### REQUIREMENTS
Can you write out the whole listing exactly?

### DATA LISTING
*****

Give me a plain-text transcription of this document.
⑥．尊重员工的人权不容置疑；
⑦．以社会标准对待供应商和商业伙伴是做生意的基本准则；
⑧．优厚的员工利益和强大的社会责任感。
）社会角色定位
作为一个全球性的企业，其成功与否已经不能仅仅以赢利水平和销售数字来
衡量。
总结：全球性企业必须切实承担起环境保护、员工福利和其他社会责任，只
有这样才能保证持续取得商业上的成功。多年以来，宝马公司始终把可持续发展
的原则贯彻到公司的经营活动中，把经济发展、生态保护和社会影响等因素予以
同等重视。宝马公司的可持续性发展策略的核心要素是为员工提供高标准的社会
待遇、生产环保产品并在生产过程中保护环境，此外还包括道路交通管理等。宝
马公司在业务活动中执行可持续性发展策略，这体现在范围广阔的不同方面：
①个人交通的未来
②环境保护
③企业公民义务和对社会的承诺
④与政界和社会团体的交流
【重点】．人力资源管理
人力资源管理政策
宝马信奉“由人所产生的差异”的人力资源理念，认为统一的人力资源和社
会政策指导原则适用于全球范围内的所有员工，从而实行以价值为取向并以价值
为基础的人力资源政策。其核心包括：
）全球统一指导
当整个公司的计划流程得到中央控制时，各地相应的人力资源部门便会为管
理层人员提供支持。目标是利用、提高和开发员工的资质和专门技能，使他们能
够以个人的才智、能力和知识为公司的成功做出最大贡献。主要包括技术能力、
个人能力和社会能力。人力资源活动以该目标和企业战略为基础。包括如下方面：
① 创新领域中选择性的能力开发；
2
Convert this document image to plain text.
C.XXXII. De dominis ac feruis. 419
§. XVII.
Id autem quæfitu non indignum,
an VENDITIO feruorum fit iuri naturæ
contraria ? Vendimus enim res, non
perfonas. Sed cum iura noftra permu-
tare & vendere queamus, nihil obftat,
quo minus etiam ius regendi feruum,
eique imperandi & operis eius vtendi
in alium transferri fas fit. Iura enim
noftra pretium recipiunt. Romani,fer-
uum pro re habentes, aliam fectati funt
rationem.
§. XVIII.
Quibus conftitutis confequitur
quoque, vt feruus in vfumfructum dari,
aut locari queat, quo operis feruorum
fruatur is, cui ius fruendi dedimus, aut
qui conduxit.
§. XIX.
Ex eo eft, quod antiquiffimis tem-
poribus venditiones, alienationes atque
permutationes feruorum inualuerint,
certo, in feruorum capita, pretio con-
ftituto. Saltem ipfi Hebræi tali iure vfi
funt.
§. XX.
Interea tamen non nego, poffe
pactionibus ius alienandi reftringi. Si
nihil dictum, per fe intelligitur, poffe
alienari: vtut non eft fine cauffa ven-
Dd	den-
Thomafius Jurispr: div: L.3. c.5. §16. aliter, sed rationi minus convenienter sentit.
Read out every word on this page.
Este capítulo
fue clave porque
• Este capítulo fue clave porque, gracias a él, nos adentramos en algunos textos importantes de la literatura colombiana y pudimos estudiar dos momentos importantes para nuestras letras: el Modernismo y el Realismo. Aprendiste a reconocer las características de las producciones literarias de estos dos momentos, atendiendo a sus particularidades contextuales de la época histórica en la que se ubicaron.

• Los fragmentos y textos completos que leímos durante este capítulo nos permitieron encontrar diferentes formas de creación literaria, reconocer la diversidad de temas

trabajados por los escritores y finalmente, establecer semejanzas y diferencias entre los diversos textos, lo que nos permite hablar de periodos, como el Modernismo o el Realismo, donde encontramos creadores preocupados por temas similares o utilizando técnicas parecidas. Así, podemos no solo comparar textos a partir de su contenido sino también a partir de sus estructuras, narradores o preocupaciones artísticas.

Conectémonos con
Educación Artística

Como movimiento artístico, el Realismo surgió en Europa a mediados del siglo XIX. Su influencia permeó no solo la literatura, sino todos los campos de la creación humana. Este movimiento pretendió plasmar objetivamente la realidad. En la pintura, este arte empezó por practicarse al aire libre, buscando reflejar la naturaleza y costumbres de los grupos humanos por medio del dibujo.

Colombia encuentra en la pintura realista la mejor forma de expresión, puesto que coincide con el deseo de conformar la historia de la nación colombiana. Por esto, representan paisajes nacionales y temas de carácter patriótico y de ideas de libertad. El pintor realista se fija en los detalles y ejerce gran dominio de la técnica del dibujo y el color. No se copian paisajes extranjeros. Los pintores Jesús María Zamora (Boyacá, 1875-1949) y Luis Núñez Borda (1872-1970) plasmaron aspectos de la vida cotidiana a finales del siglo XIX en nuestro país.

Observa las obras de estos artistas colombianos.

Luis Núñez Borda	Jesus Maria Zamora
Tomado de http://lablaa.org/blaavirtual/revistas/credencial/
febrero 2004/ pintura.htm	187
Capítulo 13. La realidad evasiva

*****

### FINISHED EXERCISE
Give me a plain-text transcription of this document.
⑥．尊重员工的人权不容置疑；
⑦．以社会标准对待供应商和商业伙伴是做生意的基本准则；
⑧．优厚的员工利益和强大的社会责任感。
）社会角色定位
作为一个全球性的企业，其成功与否已经不能仅仅以赢利水平和销售数字来
衡量。
总结：全球性企业必须切实承担起环境保护、员工福利和其他社会责任，只
有这样才能保证持续取得商业上的成功。多年以来，宝马公司始终把可持续发展
的原则贯彻到公司的经营活动中，把经济发展、生态保护和社会影响等因素予以
同等重视。宝马公司的可持续性发展策略的核心要素是为员工提供高标准的社会
待遇、生产环保产品并在生产过程中保护环境，此外还包括道路交通管理等。宝
马公司在业务活动中执行可持续性发展策略，这体现在范围广阔的不同方面：
①个人交通的未来
②环境保护
③企业公民义务和对社会的承诺
④与政界和社会团体的交流
【重点】．人力资源管理
人力资源管理政策
宝马信奉“由人所产生的差异”的人力资源理念，认为统一的人力资源和社
会政策指导原则适用于全球范围内的所有员工，从而实行以价值为取向并以价值
为基础的人力资源政策。其核心包括：
）全球统一指导
当整个公司的计划流程得到中央控制时，各地相应的人力资源部门便会为管
理层人员提供支持。目标是利用、提高和开发员工的资质和专门技能，使他们能
够以个人的才智、能力和知识为公司的成功做出最大贡献。主要包括技术能力、
个人能力和社会能力。人力资源活动以该目标和企业战略为基础。包括如下方面：
① 创新领域中选择性的能力开发；
2
Convert this document image to plain text.
C.XXXII. De dominis ac feruis. 419
§. XVII.
Id autem quæfitu non indignum,
an VENDITIO feruorum fit iuri naturæ
contraria ? Vendimus enim res, non
perfonas. Sed cum iura noftra permu-
tare & vendere queamus, nihil obftat,
quo minus etiam ius regendi feruum,
eique imperandi & operis eius vtendi
in alium transferri fas fit. Iura enim
noftra pretium recipiunt. Romani,fer-
uum pro re habentes, aliam fectati funt
rationem.
§. XVIII.
Quibus conftitutis confequitur
quoque, vt feruus in vfumfructum dari,
aut locari queat, quo operis feruorum
fruatur is, cui ius fruendi dedimus, aut
qui conduxit.
§. XIX.
Ex eo eft, quod antiquiffimis tem-
poribus venditiones, alienationes atque
permutationes feruorum inualuerint,
certo, in feruorum capita, pretio con-
ftituto. Saltem ipfi Hebræi tali iure vfi
funt.
§. XX.
Interea tamen non nego, poffe
pactionibus ius alienandi reftringi. Si
nihil dictum, per fe intelligitur, poffe
alienari: vtut non eft fine cauffa ven-
Dd	den-
Thomafius Jurispr: div: L.3. c.5. §16. aliter, sed rationi minus convenienter sentit.
Read out every word on this page.
Este capítulo
fue clave porque
• Este capítulo fue clave porque, gracias a él, nos adentramos en algunos textos importantes de la literatura colombiana y pudimos estudiar dos momentos importantes para nuestras letras: el Modernismo y el Realismo. Aprendiste a reconocer las características de las producciones literarias de estos dos momentos, atendiendo a sus particularidades contextuales de la época histórica en la que se ubicaron.

• Los fragmentos y textos completos que leímos durante este capítulo nos permitieron encontrar diferentes formas de creación literaria, reconocer la diversidad de temas

trabajados por los escritores y finalmente, establecer semejanzas y diferencias entre los diversos textos, lo que nos permite hablar de periodos, como el Modernismo o el Realismo, donde encontramos creadores preocupados por temas similares o utilizando técnicas parecidas. Así, podemos no solo comparar textos a partir de su contenido sino también a partir de sus estructuras, narradores o preocupaciones artísticas.

Conectémonos con
Educación Artística

Como movimiento artístico, el Realismo surgió en Europa a mediados del siglo XIX. Su influencia permeó no solo la literatura, sino todos los campos de la creación humana. Este movimiento pretendió plasmar objetivamente la realidad. En la pintura, este arte empezó por practicarse al aire libre, buscando reflejar la naturaleza y costumbres de los grupos humanos por medio del dibujo.

Colombia encuentra en la pintura realista la mejor forma de expresión, puesto que coincide con el deseo de conformar la historia de la nación colombiana. Por esto, representan paisajes nacionales y temas de carácter patriótico y de ideas de libertad. El pintor realista se fija en los detalles y ejerce gran dominio de la técnica del dibujo y el color. No se copian paisajes extranjeros. Los pintores Jesús María Zamora (Boyacá, 1875-1949) y Luis Núñez Borda (1872-1970) plasmaron aspectos de la vida cotidiana a finales del siglo XIX en nuestro país.

Observa las obras de estos artistas colombianos.

Luis Núñez Borda	Jesus Maria Zamora
Tomado de http://lablaa.org/blaavirtual/revistas/credencial/
febrero 2004/ pintura.htm	187
Capítulo 13. La realidad evasiva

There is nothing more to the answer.